**** Data provided ****

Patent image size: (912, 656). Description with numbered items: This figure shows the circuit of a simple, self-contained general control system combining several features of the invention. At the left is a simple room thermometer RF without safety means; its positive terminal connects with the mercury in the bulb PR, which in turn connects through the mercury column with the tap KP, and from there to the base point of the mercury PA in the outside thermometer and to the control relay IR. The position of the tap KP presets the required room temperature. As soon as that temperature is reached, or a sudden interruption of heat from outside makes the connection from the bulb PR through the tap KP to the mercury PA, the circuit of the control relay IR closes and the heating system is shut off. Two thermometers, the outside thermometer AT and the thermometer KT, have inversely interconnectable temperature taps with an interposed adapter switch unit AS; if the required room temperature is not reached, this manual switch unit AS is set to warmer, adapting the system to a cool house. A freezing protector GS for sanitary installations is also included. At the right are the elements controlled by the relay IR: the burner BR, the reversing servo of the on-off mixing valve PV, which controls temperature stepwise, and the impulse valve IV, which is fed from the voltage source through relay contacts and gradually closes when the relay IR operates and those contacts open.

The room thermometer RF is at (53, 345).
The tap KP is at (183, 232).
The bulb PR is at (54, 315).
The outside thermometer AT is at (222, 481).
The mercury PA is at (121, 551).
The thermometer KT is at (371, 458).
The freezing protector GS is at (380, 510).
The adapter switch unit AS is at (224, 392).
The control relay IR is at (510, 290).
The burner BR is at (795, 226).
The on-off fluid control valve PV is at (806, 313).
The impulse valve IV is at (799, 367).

****

▶ Exercise: Reproduce every line of the listing above word for word.

▶ Written solution:
Patent image size: (912, 656). Description with numbered items: This figure shows the circuit of a simple, self-contained general control system combining several features of the invention. At the left is a simple room thermometer RF without safety means; its positive terminal connects with the mercury in the bulb PR, which in turn connects through the mercury column with the tap KP, and from there to the base point of the mercury PA in the outside thermometer and to the control relay IR. The position of the tap KP presets the required room temperature. As soon as that temperature is reached, or a sudden interruption of heat from outside makes the connection from the bulb PR through the tap KP to the mercury PA, the circuit of the control relay IR closes and the heating system is shut off. Two thermometers, the outside thermometer AT and the thermometer KT, have inversely interconnectable temperature taps with an interposed adapter switch unit AS; if the required room temperature is not reached, this manual switch unit AS is set to warmer, adapting the system to a cool house. A freezing protector GS for sanitary installations is also included. At the right are the elements controlled by the relay IR: the burner BR, the reversing servo of the on-off mixing valve PV, which controls temperature stepwise, and the impulse valve IV, which is fed from the voltage source through relay contacts and gradually closes when the relay IR operates and those contacts open.

The room thermometer RF is at (53, 345).
The tap KP is at (183, 232).
The bulb PR is at (54, 315).
The outside thermometer AT is at (222, 481).
The mercury PA is at (121, 551).
The thermometer KT is at (371, 458).
The freezing protector GS is at (380, 510).
The adapter switch unit AS is at (224, 392).
The control relay IR is at (510, 290).
The burner BR is at (795, 226).
The on-off fluid control valve PV is at (806, 313).
The impulse valve IV is at (799, 367).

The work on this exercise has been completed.